_Input_:
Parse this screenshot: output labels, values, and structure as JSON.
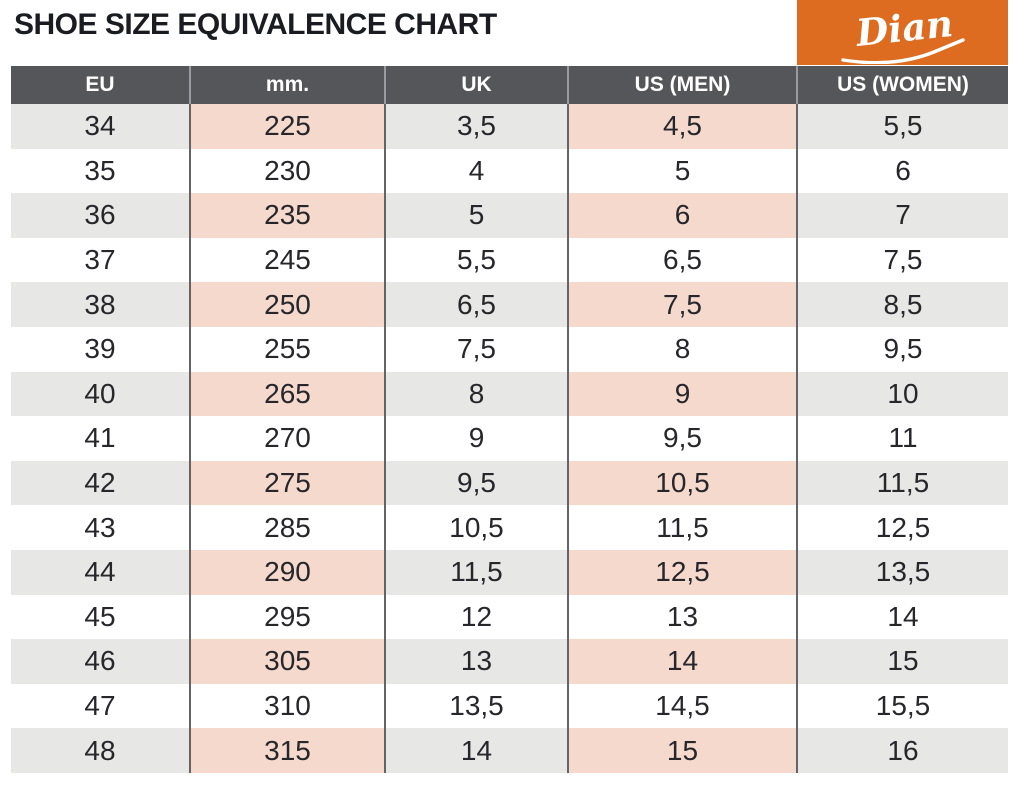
{
  "page": {
    "title": "SHOE SIZE EQUIVALENCE CHART",
    "brand": "Dian"
  },
  "colors": {
    "accent_orange": "#DD6C20",
    "header_gray": "#55565A",
    "header_text": "#FFFFFF",
    "band_gray": "#E7E7E6",
    "band_pink": "#F4D9CC",
    "title_text": "#1B1C21",
    "cell_text": "#26262B",
    "body_separator": "#636368",
    "header_separator": "#9A9AA0"
  },
  "chart_data": {
    "type": "table",
    "title": "SHOE SIZE EQUIVALENCE CHART",
    "columns": [
      "EU",
      "mm.",
      "UK",
      "US (MEN)",
      "US (WOMEN)"
    ],
    "rows": [
      [
        "34",
        "225",
        "3,5",
        "4,5",
        "5,5"
      ],
      [
        "35",
        "230",
        "4",
        "5",
        "6"
      ],
      [
        "36",
        "235",
        "5",
        "6",
        "7"
      ],
      [
        "37",
        "245",
        "5,5",
        "6,5",
        "7,5"
      ],
      [
        "38",
        "250",
        "6,5",
        "7,5",
        "8,5"
      ],
      [
        "39",
        "255",
        "7,5",
        "8",
        "9,5"
      ],
      [
        "40",
        "265",
        "8",
        "9",
        "10"
      ],
      [
        "41",
        "270",
        "9",
        "9,5",
        "11"
      ],
      [
        "42",
        "275",
        "9,5",
        "10,5",
        "11,5"
      ],
      [
        "43",
        "285",
        "10,5",
        "11,5",
        "12,5"
      ],
      [
        "44",
        "290",
        "11,5",
        "12,5",
        "13,5"
      ],
      [
        "45",
        "295",
        "12",
        "13",
        "14"
      ],
      [
        "46",
        "305",
        "13",
        "14",
        "15"
      ],
      [
        "47",
        "310",
        "13,5",
        "14,5",
        "15,5"
      ],
      [
        "48",
        "315",
        "14",
        "15",
        "16"
      ]
    ],
    "layout": {
      "banding": "alternating rows starting with first row banded",
      "banded_gray_columns": [
        "EU",
        "UK",
        "US (WOMEN)"
      ],
      "banded_pink_columns": [
        "mm.",
        "US (MEN)"
      ]
    }
  }
}
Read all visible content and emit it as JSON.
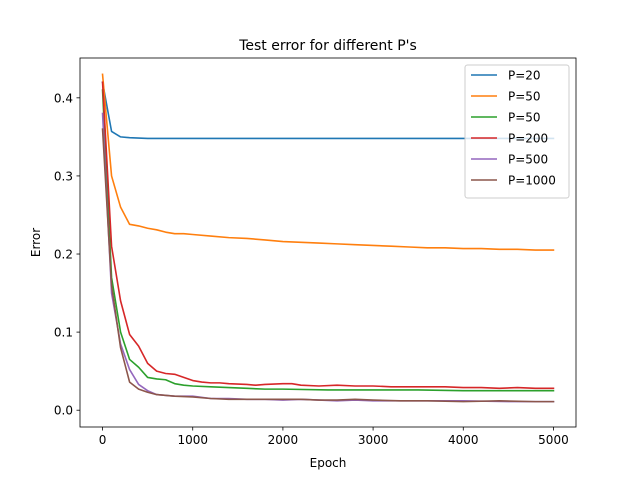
{
  "chart_data": {
    "type": "line",
    "title": "Test error for different P's",
    "xlabel": "Epoch",
    "ylabel": "Error",
    "xlim": [
      -250,
      5250
    ],
    "ylim": [
      -0.0215,
      0.451
    ],
    "xticks": [
      0,
      1000,
      2000,
      3000,
      4000,
      5000
    ],
    "yticks": [
      0.0,
      0.1,
      0.2,
      0.3,
      0.4
    ],
    "ytick_labels": [
      "0.0",
      "0.1",
      "0.2",
      "0.3",
      "0.4"
    ],
    "grid": false,
    "legend_position": "top-right",
    "series": [
      {
        "name": "P=20",
        "color": "#1f77b4",
        "points": [
          [
            0,
            0.42
          ],
          [
            100,
            0.357
          ],
          [
            200,
            0.35
          ],
          [
            300,
            0.349
          ],
          [
            500,
            0.348
          ],
          [
            1000,
            0.348
          ],
          [
            1500,
            0.348
          ],
          [
            2000,
            0.348
          ],
          [
            3000,
            0.348
          ],
          [
            4000,
            0.348
          ],
          [
            5000,
            0.348
          ]
        ]
      },
      {
        "name": "P=50",
        "color": "#ff7f0e",
        "points": [
          [
            0,
            0.43
          ],
          [
            100,
            0.3
          ],
          [
            200,
            0.26
          ],
          [
            300,
            0.238
          ],
          [
            400,
            0.236
          ],
          [
            500,
            0.233
          ],
          [
            600,
            0.231
          ],
          [
            700,
            0.228
          ],
          [
            800,
            0.226
          ],
          [
            900,
            0.226
          ],
          [
            1000,
            0.225
          ],
          [
            1200,
            0.223
          ],
          [
            1400,
            0.221
          ],
          [
            1600,
            0.22
          ],
          [
            1800,
            0.218
          ],
          [
            2000,
            0.216
          ],
          [
            2200,
            0.215
          ],
          [
            2400,
            0.214
          ],
          [
            2600,
            0.213
          ],
          [
            2800,
            0.212
          ],
          [
            3000,
            0.211
          ],
          [
            3200,
            0.21
          ],
          [
            3400,
            0.209
          ],
          [
            3600,
            0.208
          ],
          [
            3800,
            0.208
          ],
          [
            4000,
            0.207
          ],
          [
            4200,
            0.207
          ],
          [
            4400,
            0.206
          ],
          [
            4600,
            0.206
          ],
          [
            4800,
            0.205
          ],
          [
            5000,
            0.205
          ]
        ]
      },
      {
        "name": "P=50",
        "color": "#2ca02c",
        "points": [
          [
            0,
            0.41
          ],
          [
            100,
            0.17
          ],
          [
            200,
            0.1
          ],
          [
            300,
            0.065
          ],
          [
            400,
            0.055
          ],
          [
            500,
            0.042
          ],
          [
            600,
            0.04
          ],
          [
            700,
            0.039
          ],
          [
            800,
            0.034
          ],
          [
            900,
            0.032
          ],
          [
            1000,
            0.031
          ],
          [
            1200,
            0.03
          ],
          [
            1400,
            0.029
          ],
          [
            1600,
            0.028
          ],
          [
            1800,
            0.027
          ],
          [
            2000,
            0.027
          ],
          [
            2500,
            0.026
          ],
          [
            3000,
            0.026
          ],
          [
            3500,
            0.026
          ],
          [
            4000,
            0.025
          ],
          [
            4500,
            0.025
          ],
          [
            5000,
            0.025
          ]
        ]
      },
      {
        "name": "P=200",
        "color": "#d62728",
        "points": [
          [
            0,
            0.42
          ],
          [
            100,
            0.21
          ],
          [
            200,
            0.14
          ],
          [
            300,
            0.097
          ],
          [
            400,
            0.082
          ],
          [
            500,
            0.06
          ],
          [
            600,
            0.05
          ],
          [
            700,
            0.047
          ],
          [
            800,
            0.046
          ],
          [
            900,
            0.042
          ],
          [
            1000,
            0.038
          ],
          [
            1100,
            0.036
          ],
          [
            1200,
            0.035
          ],
          [
            1300,
            0.035
          ],
          [
            1400,
            0.034
          ],
          [
            1600,
            0.033
          ],
          [
            1700,
            0.032
          ],
          [
            1800,
            0.033
          ],
          [
            2000,
            0.034
          ],
          [
            2100,
            0.034
          ],
          [
            2200,
            0.032
          ],
          [
            2400,
            0.031
          ],
          [
            2600,
            0.032
          ],
          [
            2800,
            0.031
          ],
          [
            3000,
            0.031
          ],
          [
            3200,
            0.03
          ],
          [
            3500,
            0.03
          ],
          [
            3800,
            0.03
          ],
          [
            4000,
            0.029
          ],
          [
            4200,
            0.029
          ],
          [
            4400,
            0.028
          ],
          [
            4600,
            0.029
          ],
          [
            4800,
            0.028
          ],
          [
            5000,
            0.028
          ]
        ]
      },
      {
        "name": "P=500",
        "color": "#9467bd",
        "points": [
          [
            0,
            0.38
          ],
          [
            100,
            0.15
          ],
          [
            200,
            0.085
          ],
          [
            300,
            0.052
          ],
          [
            400,
            0.033
          ],
          [
            500,
            0.025
          ],
          [
            600,
            0.02
          ],
          [
            800,
            0.018
          ],
          [
            1000,
            0.018
          ],
          [
            1200,
            0.015
          ],
          [
            1400,
            0.015
          ],
          [
            1600,
            0.014
          ],
          [
            1800,
            0.014
          ],
          [
            2000,
            0.013
          ],
          [
            2200,
            0.014
          ],
          [
            2400,
            0.013
          ],
          [
            2600,
            0.012
          ],
          [
            2800,
            0.013
          ],
          [
            3000,
            0.012
          ],
          [
            3500,
            0.012
          ],
          [
            4000,
            0.012
          ],
          [
            4500,
            0.011
          ],
          [
            5000,
            0.011
          ]
        ]
      },
      {
        "name": "P=1000",
        "color": "#8c564b",
        "points": [
          [
            0,
            0.36
          ],
          [
            100,
            0.16
          ],
          [
            200,
            0.08
          ],
          [
            300,
            0.036
          ],
          [
            400,
            0.027
          ],
          [
            500,
            0.023
          ],
          [
            600,
            0.02
          ],
          [
            800,
            0.018
          ],
          [
            1000,
            0.017
          ],
          [
            1200,
            0.015
          ],
          [
            1400,
            0.014
          ],
          [
            1600,
            0.014
          ],
          [
            1800,
            0.014
          ],
          [
            2000,
            0.014
          ],
          [
            2200,
            0.014
          ],
          [
            2400,
            0.013
          ],
          [
            2600,
            0.013
          ],
          [
            2800,
            0.014
          ],
          [
            3000,
            0.013
          ],
          [
            3300,
            0.012
          ],
          [
            3600,
            0.012
          ],
          [
            4000,
            0.011
          ],
          [
            4400,
            0.012
          ],
          [
            4800,
            0.011
          ],
          [
            5000,
            0.011
          ]
        ]
      }
    ]
  }
}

_Task description_: Report every line containing the word "rows" from the listing above.

_The solution_:
    "rows": [
      "banding": "alternating rows starting with first row banded",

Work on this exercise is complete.